Problem to work on
Write out each line of the material again, word for word.

Exercise input

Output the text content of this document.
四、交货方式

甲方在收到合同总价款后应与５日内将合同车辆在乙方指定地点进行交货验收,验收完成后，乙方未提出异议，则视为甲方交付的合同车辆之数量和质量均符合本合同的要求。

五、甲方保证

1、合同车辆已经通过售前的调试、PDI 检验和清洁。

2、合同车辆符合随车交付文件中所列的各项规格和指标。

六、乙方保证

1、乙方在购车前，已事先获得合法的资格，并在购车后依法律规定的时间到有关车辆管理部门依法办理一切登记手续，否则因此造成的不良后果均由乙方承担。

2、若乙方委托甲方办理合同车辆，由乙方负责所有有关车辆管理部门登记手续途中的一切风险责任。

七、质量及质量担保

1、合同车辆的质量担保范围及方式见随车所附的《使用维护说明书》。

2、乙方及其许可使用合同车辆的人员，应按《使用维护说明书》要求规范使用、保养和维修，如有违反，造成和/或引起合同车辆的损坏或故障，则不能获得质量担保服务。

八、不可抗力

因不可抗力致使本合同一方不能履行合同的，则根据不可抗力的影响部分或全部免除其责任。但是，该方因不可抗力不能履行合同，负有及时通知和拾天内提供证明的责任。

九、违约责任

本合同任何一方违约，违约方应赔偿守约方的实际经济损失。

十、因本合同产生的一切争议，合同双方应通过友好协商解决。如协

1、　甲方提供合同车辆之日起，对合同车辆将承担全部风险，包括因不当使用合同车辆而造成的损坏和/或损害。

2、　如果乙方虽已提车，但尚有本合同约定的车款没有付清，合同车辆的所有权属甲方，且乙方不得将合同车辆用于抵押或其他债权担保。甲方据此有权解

Written answer
Output the text content of this document.
四、交货方式

甲方在收到合同总价款后应与５日内将合同车辆在乙方指定地点进行交货验收,验收完成后，乙方未提出异议，则视为甲方交付的合同车辆之数量和质量均符合本合同的要求。

五、甲方保证

1、合同车辆已经通过售前的调试、PDI 检验和清洁。

2、合同车辆符合随车交付文件中所列的各项规格和指标。

六、乙方保证

1、乙方在购车前，已事先获得合法的资格，并在购车后依法律规定的时间到有关车辆管理部门依法办理一切登记手续，否则因此造成的不良后果均由乙方承担。

2、若乙方委托甲方办理合同车辆，由乙方负责所有有关车辆管理部门登记手续途中的一切风险责任。

七、质量及质量担保

1、合同车辆的质量担保范围及方式见随车所附的《使用维护说明书》。

2、乙方及其许可使用合同车辆的人员，应按《使用维护说明书》要求规范使用、保养和维修，如有违反，造成和/或引起合同车辆的损坏或故障，则不能获得质量担保服务。

八、不可抗力

因不可抗力致使本合同一方不能履行合同的，则根据不可抗力的影响部分或全部免除其责任。但是，该方因不可抗力不能履行合同，负有及时通知和拾天内提供证明的责任。

九、违约责任

本合同任何一方违约，违约方应赔偿守约方的实际经济损失。

十、因本合同产生的一切争议，合同双方应通过友好协商解决。如协

1、　甲方提供合同车辆之日起，对合同车辆将承担全部风险，包括因不当使用合同车辆而造成的损坏和/或损害。

2、　如果乙方虽已提车，但尚有本合同约定的车款没有付清，合同车辆的所有权属甲方，且乙方不得将合同车辆用于抵押或其他债权担保。甲方据此有权解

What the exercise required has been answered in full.